> Raw data:
######

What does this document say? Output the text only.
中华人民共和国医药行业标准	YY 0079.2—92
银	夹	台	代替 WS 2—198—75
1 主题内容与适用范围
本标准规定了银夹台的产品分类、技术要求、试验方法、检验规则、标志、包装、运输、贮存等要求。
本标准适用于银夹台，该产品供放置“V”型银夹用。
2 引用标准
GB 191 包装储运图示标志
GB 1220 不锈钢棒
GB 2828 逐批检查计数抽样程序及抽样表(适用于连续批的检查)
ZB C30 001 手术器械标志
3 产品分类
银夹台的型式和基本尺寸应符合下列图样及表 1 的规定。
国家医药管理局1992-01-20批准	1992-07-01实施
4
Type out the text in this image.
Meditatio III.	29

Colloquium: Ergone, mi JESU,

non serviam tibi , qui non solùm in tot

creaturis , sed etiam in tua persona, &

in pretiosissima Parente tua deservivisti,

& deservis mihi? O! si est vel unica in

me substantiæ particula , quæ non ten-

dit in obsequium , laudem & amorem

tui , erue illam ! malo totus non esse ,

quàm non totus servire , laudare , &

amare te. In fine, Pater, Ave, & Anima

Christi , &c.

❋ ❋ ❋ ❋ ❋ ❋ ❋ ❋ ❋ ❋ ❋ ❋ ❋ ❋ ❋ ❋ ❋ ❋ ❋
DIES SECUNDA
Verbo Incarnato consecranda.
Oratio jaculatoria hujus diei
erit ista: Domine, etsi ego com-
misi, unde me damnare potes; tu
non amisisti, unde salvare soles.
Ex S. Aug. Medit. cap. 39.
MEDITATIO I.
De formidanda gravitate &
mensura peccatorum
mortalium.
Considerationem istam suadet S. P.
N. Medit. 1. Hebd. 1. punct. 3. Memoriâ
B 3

######

> What you will do:
Return, word for word, each line from the line that contains "Type out the text in this image." to the end of the listing above; include both end lines and nothing else.

> Exercise solution:
Type out the text in this image.
Meditatio III.	29

Colloquium: Ergone, mi JESU,

non serviam tibi , qui non solùm in tot

creaturis , sed etiam in tua persona, &

in pretiosissima Parente tua deservivisti,

& deservis mihi? O! si est vel unica in

me substantiæ particula , quæ non ten-

dit in obsequium , laudem & amorem

tui , erue illam ! malo totus non esse ,

quàm non totus servire , laudare , &

amare te. In fine, Pater, Ave, & Anima

Christi , &c.

❋ ❋ ❋ ❋ ❋ ❋ ❋ ❋ ❋ ❋ ❋ ❋ ❋ ❋ ❋ ❋ ❋ ❋ ❋
DIES SECUNDA
Verbo Incarnato consecranda.
Oratio jaculatoria hujus diei
erit ista: Domine, etsi ego com-
misi, unde me damnare potes; tu
non amisisti, unde salvare soles.
Ex S. Aug. Medit. cap. 39.
MEDITATIO I.
De formidanda gravitate &
mensura peccatorum
mortalium.
Considerationem istam suadet S. P.
N. Medit. 1. Hebd. 1. punct. 3. Memoriâ
B 3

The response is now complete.